[Figure record extracts]
________________________________________

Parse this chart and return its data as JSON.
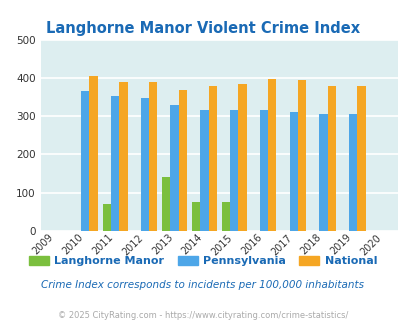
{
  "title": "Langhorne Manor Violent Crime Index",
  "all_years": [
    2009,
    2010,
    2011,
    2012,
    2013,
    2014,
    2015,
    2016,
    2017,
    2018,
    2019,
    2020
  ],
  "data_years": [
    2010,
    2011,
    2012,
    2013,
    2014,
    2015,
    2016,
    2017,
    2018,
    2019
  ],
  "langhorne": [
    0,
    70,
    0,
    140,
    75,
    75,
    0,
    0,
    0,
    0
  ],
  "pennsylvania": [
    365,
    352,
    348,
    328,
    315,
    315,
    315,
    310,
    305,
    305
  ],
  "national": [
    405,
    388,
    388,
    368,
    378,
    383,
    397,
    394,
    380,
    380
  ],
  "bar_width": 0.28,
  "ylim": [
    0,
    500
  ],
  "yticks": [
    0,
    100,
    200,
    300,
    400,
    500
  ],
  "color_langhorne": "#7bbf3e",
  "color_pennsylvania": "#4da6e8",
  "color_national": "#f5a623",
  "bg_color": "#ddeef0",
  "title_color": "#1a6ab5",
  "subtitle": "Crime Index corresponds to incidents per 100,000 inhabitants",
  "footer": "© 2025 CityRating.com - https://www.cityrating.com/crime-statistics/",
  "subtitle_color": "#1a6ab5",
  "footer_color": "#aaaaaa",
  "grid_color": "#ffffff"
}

________________________________________

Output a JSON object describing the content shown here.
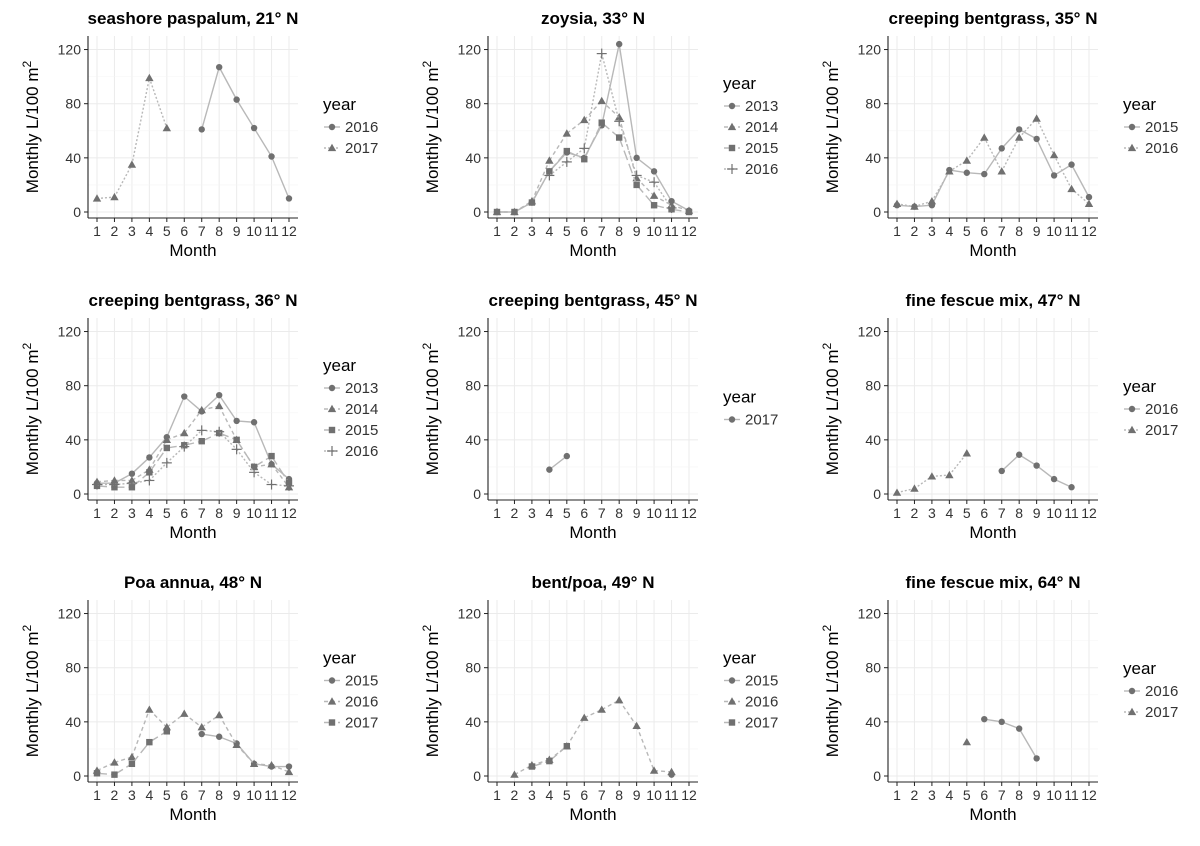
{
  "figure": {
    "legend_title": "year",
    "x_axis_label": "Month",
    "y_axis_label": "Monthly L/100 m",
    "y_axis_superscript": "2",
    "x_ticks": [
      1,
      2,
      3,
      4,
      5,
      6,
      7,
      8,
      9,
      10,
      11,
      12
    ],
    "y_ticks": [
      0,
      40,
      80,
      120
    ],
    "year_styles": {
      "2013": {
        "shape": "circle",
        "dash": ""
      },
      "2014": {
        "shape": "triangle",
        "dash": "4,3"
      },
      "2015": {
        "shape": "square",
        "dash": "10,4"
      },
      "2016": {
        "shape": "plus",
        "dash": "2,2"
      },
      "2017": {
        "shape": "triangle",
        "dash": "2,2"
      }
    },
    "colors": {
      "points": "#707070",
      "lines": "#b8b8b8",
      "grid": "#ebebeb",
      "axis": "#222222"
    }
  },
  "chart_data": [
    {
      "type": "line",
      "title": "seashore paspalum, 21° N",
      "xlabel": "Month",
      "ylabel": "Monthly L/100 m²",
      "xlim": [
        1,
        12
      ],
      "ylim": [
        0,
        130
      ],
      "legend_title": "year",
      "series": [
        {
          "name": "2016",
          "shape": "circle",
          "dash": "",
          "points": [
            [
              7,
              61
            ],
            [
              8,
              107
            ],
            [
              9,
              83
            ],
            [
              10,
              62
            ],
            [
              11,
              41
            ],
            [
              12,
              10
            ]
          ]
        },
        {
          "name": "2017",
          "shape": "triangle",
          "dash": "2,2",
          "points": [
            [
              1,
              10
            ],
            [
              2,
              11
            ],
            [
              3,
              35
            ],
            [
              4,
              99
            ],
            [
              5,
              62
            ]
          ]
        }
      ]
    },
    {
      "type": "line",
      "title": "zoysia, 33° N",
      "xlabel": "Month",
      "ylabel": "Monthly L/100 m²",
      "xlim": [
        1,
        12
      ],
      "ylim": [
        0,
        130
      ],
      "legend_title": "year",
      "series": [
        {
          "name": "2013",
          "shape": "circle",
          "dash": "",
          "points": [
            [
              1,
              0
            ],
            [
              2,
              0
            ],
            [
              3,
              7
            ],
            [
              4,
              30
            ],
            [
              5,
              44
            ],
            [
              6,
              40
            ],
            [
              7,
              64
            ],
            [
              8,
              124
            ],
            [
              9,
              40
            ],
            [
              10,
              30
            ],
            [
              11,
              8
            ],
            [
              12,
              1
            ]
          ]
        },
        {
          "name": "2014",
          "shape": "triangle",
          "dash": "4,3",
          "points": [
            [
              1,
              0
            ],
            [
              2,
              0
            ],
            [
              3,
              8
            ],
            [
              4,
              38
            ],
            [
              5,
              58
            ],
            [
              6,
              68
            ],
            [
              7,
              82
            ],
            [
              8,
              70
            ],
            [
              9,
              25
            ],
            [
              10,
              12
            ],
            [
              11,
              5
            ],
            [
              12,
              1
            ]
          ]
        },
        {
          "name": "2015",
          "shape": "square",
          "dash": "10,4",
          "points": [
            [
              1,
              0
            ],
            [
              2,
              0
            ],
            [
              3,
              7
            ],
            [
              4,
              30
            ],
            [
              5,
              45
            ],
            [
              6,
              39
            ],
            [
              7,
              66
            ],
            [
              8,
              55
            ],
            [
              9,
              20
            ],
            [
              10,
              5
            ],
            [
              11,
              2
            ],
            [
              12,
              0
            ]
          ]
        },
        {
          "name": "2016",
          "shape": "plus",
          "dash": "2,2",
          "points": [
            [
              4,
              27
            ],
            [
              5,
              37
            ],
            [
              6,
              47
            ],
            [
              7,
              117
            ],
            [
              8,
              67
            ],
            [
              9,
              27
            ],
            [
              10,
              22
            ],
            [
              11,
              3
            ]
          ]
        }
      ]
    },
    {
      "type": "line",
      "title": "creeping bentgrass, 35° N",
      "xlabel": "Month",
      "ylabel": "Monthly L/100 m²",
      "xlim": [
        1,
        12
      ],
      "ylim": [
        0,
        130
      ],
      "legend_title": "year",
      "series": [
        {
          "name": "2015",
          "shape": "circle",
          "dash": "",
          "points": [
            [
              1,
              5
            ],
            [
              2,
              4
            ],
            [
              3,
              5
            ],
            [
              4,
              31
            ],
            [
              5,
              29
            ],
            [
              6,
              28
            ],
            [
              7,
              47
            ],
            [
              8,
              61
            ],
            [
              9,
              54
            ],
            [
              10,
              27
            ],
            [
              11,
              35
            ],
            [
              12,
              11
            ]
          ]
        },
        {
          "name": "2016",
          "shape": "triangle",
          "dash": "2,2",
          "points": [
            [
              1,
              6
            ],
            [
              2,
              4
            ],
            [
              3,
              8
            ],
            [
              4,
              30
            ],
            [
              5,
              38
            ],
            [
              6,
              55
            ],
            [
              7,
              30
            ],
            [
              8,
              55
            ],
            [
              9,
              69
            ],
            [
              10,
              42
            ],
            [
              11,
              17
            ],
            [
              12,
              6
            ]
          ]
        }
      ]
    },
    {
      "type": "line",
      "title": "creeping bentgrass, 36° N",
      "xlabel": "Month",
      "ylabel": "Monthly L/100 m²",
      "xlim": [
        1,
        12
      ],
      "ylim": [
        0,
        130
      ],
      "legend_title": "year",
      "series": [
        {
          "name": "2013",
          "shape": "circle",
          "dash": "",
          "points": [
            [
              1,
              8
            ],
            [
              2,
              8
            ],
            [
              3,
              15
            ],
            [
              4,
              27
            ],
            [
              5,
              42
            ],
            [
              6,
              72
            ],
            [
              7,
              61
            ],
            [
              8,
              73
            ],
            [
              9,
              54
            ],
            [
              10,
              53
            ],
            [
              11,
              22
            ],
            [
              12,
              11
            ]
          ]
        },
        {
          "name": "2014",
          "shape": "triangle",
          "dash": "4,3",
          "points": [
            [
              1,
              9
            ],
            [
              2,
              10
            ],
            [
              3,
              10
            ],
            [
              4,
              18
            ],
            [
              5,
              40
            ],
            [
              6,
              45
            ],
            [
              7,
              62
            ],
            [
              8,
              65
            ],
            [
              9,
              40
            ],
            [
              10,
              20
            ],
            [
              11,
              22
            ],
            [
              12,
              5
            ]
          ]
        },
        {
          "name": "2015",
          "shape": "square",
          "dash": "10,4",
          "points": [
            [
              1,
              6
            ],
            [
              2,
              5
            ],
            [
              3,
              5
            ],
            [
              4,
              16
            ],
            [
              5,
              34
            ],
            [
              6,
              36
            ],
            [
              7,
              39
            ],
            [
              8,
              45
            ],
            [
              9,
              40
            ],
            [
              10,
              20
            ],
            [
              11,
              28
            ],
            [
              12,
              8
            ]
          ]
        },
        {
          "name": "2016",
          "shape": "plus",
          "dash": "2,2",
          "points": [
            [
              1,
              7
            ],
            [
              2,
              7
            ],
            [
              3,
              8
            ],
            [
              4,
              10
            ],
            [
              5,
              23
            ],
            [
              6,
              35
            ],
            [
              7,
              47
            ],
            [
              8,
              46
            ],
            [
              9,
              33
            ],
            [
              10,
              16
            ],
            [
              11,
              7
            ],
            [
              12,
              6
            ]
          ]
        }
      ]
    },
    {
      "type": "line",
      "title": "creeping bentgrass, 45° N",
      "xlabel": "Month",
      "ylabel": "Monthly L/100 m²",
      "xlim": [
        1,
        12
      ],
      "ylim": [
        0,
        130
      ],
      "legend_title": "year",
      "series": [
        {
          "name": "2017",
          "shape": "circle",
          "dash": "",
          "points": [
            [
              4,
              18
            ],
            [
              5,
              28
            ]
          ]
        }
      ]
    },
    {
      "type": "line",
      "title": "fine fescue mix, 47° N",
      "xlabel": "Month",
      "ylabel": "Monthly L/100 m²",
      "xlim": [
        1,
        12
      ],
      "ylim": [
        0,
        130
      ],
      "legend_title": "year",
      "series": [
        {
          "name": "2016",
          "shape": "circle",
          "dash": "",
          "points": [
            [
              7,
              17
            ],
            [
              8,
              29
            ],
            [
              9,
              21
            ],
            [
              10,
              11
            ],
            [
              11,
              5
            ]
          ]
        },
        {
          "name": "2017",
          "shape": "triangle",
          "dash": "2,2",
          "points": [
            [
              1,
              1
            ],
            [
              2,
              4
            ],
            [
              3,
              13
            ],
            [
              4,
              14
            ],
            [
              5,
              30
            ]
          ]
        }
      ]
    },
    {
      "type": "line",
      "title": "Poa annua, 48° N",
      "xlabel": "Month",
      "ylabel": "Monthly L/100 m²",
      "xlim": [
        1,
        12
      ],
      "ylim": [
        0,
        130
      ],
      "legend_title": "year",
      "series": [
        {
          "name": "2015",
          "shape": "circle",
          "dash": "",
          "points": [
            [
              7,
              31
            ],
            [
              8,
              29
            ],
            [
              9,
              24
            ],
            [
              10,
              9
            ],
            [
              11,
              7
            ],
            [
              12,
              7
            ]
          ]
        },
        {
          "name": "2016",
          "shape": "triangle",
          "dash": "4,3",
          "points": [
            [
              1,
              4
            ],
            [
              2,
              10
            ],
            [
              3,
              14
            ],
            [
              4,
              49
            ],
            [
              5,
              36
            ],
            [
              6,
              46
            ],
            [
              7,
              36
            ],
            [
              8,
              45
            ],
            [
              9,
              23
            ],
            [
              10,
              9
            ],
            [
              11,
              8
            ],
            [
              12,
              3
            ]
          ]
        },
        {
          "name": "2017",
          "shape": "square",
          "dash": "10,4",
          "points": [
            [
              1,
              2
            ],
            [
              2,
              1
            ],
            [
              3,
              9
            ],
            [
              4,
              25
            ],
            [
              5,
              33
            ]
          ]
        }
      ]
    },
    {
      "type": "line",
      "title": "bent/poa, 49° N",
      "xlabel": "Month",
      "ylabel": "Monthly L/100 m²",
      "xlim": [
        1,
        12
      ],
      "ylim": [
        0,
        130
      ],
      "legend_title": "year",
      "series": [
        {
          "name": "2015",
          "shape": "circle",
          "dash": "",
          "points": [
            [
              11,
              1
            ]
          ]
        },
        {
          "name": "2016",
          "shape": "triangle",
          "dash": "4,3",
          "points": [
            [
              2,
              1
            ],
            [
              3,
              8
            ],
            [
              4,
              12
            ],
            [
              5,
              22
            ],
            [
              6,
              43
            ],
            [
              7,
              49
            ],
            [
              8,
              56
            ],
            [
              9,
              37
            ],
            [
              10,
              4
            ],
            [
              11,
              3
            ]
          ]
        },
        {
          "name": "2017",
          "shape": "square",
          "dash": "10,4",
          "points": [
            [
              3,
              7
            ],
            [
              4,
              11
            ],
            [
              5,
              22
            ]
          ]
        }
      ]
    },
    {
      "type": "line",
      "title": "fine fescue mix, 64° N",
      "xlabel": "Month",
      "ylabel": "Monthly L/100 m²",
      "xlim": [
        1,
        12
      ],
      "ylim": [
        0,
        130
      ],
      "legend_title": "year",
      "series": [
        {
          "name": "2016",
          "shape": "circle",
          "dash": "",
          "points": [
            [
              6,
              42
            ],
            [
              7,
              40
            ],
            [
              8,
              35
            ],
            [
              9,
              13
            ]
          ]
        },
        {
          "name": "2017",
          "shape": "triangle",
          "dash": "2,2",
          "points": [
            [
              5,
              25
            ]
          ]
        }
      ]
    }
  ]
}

________________________________________

» What is asked
Reply with only the number of lines in the material above where the string "bentgrass" appears.

» Exercise answer
3